# Instructions for the task
Return the full listing exactly as it is written.

# Working data

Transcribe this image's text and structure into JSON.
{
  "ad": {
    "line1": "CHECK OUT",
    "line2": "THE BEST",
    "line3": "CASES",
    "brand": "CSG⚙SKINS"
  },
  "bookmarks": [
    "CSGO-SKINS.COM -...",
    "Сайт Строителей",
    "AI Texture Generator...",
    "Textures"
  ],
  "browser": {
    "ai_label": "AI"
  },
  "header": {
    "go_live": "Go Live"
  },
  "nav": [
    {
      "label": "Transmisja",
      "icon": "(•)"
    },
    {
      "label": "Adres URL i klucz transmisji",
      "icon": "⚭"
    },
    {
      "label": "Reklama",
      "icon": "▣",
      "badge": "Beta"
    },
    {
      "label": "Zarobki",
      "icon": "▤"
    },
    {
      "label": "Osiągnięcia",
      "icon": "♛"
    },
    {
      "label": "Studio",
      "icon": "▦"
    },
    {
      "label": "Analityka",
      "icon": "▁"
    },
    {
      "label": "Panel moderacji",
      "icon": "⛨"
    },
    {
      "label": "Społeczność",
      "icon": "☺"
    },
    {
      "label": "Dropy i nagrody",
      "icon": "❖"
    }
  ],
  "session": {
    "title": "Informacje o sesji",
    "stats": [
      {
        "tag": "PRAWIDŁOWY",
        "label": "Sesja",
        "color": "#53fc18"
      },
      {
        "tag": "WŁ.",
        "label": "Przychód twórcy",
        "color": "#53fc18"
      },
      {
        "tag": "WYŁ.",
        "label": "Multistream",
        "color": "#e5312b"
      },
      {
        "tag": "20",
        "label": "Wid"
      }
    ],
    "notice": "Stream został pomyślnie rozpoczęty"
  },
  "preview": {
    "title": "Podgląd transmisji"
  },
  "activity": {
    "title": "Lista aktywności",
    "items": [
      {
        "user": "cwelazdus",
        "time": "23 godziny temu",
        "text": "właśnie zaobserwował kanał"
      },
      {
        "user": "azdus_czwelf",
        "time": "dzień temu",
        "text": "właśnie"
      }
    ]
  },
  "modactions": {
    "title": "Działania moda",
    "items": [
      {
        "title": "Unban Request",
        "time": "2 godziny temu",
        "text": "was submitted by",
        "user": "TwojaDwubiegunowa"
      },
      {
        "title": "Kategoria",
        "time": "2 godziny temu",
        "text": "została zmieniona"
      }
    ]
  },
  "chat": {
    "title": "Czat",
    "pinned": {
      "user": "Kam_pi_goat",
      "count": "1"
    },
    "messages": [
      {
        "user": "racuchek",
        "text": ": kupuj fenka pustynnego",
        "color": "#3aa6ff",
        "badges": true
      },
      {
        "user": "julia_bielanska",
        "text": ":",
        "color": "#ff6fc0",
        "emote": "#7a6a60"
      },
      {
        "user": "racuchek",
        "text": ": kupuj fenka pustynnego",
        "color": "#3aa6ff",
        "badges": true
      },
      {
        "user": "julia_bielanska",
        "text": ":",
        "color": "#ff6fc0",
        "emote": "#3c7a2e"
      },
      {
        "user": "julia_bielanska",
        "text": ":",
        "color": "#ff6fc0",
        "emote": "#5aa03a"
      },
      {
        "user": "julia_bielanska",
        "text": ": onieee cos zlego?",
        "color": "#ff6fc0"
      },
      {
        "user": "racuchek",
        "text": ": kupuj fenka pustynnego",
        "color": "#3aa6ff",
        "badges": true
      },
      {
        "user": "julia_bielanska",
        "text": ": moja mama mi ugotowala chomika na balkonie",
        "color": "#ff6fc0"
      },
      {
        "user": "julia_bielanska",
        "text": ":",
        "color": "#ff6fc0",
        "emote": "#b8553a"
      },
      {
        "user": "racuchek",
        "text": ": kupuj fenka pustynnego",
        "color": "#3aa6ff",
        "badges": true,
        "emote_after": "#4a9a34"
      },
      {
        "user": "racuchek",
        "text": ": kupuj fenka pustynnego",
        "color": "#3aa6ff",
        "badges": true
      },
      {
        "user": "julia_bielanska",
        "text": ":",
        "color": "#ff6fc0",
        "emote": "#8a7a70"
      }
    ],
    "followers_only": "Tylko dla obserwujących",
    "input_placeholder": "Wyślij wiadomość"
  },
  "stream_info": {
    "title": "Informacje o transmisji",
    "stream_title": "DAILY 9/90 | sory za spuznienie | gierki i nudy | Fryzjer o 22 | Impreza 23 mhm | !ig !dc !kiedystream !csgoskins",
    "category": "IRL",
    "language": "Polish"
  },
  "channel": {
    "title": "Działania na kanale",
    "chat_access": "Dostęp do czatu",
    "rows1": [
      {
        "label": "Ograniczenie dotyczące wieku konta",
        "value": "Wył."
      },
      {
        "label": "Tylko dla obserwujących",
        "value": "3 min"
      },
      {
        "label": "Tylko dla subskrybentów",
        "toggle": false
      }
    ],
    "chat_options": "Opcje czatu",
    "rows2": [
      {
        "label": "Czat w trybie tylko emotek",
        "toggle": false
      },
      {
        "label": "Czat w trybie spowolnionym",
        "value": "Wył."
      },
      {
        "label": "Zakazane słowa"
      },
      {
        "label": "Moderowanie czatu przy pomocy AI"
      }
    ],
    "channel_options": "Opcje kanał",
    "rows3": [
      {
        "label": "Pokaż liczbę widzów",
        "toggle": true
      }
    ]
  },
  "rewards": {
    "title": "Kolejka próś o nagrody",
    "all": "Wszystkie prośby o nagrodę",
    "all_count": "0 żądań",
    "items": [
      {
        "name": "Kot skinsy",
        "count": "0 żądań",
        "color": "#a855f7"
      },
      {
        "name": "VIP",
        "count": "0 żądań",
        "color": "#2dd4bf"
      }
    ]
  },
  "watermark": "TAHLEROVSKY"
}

# Answer to the problem
Transcribe this image's text and structure into JSON.
{
  "ad": {
    "line1": "CHECK OUT",
    "line2": "THE BEST",
    "line3": "CASES",
    "brand": "CSG⚙SKINS"
  },
  "bookmarks": [
    "CSGO-SKINS.COM -...",
    "Сайт Строителей",
    "AI Texture Generator...",
    "Textures"
  ],
  "browser": {
    "ai_label": "AI"
  },
  "header": {
    "go_live": "Go Live"
  },
  "nav": [
    {
      "label": "Transmisja",
      "icon": "(•)"
    },
    {
      "label": "Adres URL i klucz transmisji",
      "icon": "⚭"
    },
    {
      "label": "Reklama",
      "icon": "▣",
      "badge": "Beta"
    },
    {
      "label": "Zarobki",
      "icon": "▤"
    },
    {
      "label": "Osiągnięcia",
      "icon": "♛"
    },
    {
      "label": "Studio",
      "icon": "▦"
    },
    {
      "label": "Analityka",
      "icon": "▁"
    },
    {
      "label": "Panel moderacji",
      "icon": "⛨"
    },
    {
      "label": "Społeczność",
      "icon": "☺"
    },
    {
      "label": "Dropy i nagrody",
      "icon": "❖"
    }
  ],
  "session": {
    "title": "Informacje o sesji",
    "stats": [
      {
        "tag": "PRAWIDŁOWY",
        "label": "Sesja",
        "color": "#53fc18"
      },
      {
        "tag": "WŁ.",
        "label": "Przychód twórcy",
        "color": "#53fc18"
      },
      {
        "tag": "WYŁ.",
        "label": "Multistream",
        "color": "#e5312b"
      },
      {
        "tag": "20",
        "label": "Wid"
      }
    ],
    "notice": "Stream został pomyślnie rozpoczęty"
  },
  "preview": {
    "title": "Podgląd transmisji"
  },
  "activity": {
    "title": "Lista aktywności",
    "items": [
      {
        "user": "cwelazdus",
        "time": "23 godziny temu",
        "text": "właśnie zaobserwował kanał"
      },
      {
        "user": "azdus_czwelf",
        "time": "dzień temu",
        "text": "właśnie"
      }
    ]
  },
  "modactions": {
    "title": "Działania moda",
    "items": [
      {
        "title": "Unban Request",
        "time": "2 godziny temu",
        "text": "was submitted by",
        "user": "TwojaDwubiegunowa"
      },
      {
        "title": "Kategoria",
        "time": "2 godziny temu",
        "text": "została zmieniona"
      }
    ]
  },
  "chat": {
    "title": "Czat",
    "pinned": {
      "user": "Kam_pi_goat",
      "count": "1"
    },
    "messages": [
      {
        "user": "racuchek",
        "text": ": kupuj fenka pustynnego",
        "color": "#3aa6ff",
        "badges": true
      },
      {
        "user": "julia_bielanska",
        "text": ":",
        "color": "#ff6fc0",
        "emote": "#7a6a60"
      },
      {
        "user": "racuchek",
        "text": ": kupuj fenka pustynnego",
        "color": "#3aa6ff",
        "badges": true
      },
      {
        "user": "julia_bielanska",
        "text": ":",
        "color": "#ff6fc0",
        "emote": "#3c7a2e"
      },
      {
        "user": "julia_bielanska",
        "text": ":",
        "color": "#ff6fc0",
        "emote": "#5aa03a"
      },
      {
        "user": "julia_bielanska",
        "text": ": onieee cos zlego?",
        "color": "#ff6fc0"
      },
      {
        "user": "racuchek",
        "text": ": kupuj fenka pustynnego",
        "color": "#3aa6ff",
        "badges": true
      },
      {
        "user": "julia_bielanska",
        "text": ": moja mama mi ugotowala chomika na balkonie",
        "color": "#ff6fc0"
      },
      {
        "user": "julia_bielanska",
        "text": ":",
        "color": "#ff6fc0",
        "emote": "#b8553a"
      },
      {
        "user": "racuchek",
        "text": ": kupuj fenka pustynnego",
        "color": "#3aa6ff",
        "badges": true,
        "emote_after": "#4a9a34"
      },
      {
        "user": "racuchek",
        "text": ": kupuj fenka pustynnego",
        "color": "#3aa6ff",
        "badges": true
      },
      {
        "user": "julia_bielanska",
        "text": ":",
        "color": "#ff6fc0",
        "emote": "#8a7a70"
      }
    ],
    "followers_only": "Tylko dla obserwujących",
    "input_placeholder": "Wyślij wiadomość"
  },
  "stream_info": {
    "title": "Informacje o transmisji",
    "stream_title": "DAILY 9/90 | sory za spuznienie | gierki i nudy | Fryzjer o 22 | Impreza 23 mhm | !ig !dc !kiedystream !csgoskins",
    "category": "IRL",
    "language": "Polish"
  },
  "channel": {
    "title": "Działania na kanale",
    "chat_access": "Dostęp do czatu",
    "rows1": [
      {
        "label": "Ograniczenie dotyczące wieku konta",
        "value": "Wył."
      },
      {
        "label": "Tylko dla obserwujących",
        "value": "3 min"
      },
      {
        "label": "Tylko dla subskrybentów",
        "toggle": false
      }
    ],
    "chat_options": "Opcje czatu",
    "rows2": [
      {
        "label": "Czat w trybie tylko emotek",
        "toggle": false
      },
      {
        "label": "Czat w trybie spowolnionym",
        "value": "Wył."
      },
      {
        "label": "Zakazane słowa"
      },
      {
        "label": "Moderowanie czatu przy pomocy AI"
      }
    ],
    "channel_options": "Opcje kanał",
    "rows3": [
      {
        "label": "Pokaż liczbę widzów",
        "toggle": true
      }
    ]
  },
  "rewards": {
    "title": "Kolejka próś o nagrody",
    "all": "Wszystkie prośby o nagrodę",
    "all_count": "0 żądań",
    "items": [
      {
        "name": "Kot skinsy",
        "count": "0 żądań",
        "color": "#a855f7"
      },
      {
        "name": "VIP",
        "count": "0 żądań",
        "color": "#2dd4bf"
      }
    ]
  },
  "watermark": "TAHLEROVSKY"
}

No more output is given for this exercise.